— What the task requires —
Filter the records below and copy every line containing the word "text".
++++ Information provided
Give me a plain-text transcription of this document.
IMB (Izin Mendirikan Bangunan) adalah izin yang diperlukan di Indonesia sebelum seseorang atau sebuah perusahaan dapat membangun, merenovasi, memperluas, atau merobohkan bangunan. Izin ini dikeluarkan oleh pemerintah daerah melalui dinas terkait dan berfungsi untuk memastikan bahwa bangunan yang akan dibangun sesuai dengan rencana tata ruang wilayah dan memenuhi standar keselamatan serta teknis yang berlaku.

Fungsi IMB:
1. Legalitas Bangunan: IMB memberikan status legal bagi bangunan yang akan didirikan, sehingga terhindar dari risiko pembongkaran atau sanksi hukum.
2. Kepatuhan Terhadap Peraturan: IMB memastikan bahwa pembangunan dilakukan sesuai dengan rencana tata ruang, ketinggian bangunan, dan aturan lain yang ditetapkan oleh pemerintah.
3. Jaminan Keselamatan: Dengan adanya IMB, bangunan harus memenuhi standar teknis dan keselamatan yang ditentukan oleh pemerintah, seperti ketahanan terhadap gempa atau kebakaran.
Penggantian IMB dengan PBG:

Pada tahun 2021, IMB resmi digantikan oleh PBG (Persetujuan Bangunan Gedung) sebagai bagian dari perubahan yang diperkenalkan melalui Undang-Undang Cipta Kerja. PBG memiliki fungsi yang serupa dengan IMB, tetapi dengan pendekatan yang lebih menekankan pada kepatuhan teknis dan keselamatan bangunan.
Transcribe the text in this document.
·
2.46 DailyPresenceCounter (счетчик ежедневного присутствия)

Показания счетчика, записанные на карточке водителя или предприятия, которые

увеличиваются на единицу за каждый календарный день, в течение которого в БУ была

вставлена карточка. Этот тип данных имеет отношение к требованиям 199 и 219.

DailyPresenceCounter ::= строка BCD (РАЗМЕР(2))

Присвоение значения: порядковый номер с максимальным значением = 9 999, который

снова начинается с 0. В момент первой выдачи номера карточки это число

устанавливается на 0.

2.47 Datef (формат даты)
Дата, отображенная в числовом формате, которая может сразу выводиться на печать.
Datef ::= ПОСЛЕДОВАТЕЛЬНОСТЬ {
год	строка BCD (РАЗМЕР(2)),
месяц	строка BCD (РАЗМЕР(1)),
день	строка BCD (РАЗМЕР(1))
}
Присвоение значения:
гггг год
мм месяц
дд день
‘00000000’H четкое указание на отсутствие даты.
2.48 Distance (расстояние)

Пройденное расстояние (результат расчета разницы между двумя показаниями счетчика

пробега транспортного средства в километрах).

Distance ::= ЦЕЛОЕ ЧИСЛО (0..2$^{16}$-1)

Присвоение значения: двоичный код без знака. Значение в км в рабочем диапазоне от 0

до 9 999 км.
++++++++
— Written solution —
Give me a plain-text transcription of this document.
Transcribe the text in this document.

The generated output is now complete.